A block of data

▼▼▼

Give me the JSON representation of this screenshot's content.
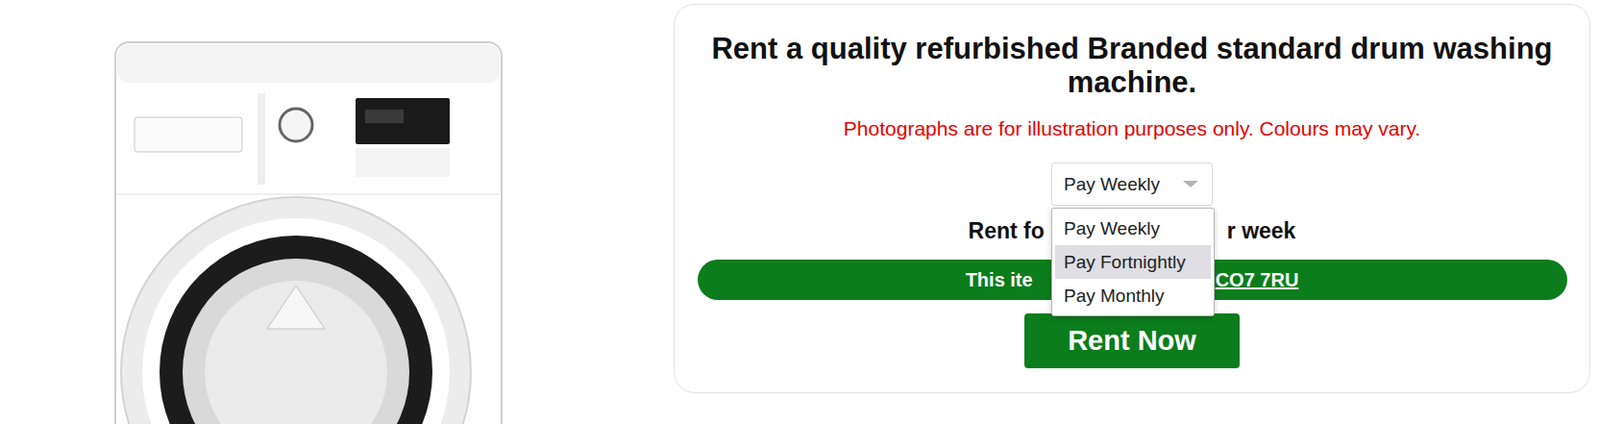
{
  "product": {
    "title": "Rent a quality refurbished Branded standard drum washing machine.",
    "notice": "Photographs are for illustration purposes only. Colours may vary."
  },
  "payment": {
    "expanded": true,
    "options": [
      {
        "label": "Pay Weekly",
        "selected": true,
        "highlighted": false
      },
      {
        "label": "Pay Fortnightly",
        "selected": false,
        "highlighted": true
      },
      {
        "label": "Pay Monthly",
        "selected": false,
        "highlighted": false
      }
    ]
  },
  "price": {
    "text_start": "Rent fo",
    "text_end": "r week"
  },
  "availability": {
    "text_start": "This ite",
    "postcode": "CO7 7RU"
  },
  "buttons": [
    "Rent Now"
  ]
}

▲▲▲

__Problem description__
Pull out every line of the records that includes the string "Rent".

__Final result__
    "title": "Rent a quality refurbished Branded standard drum washing machine.",
    "text_start": "Rent fo",
    "Rent Now"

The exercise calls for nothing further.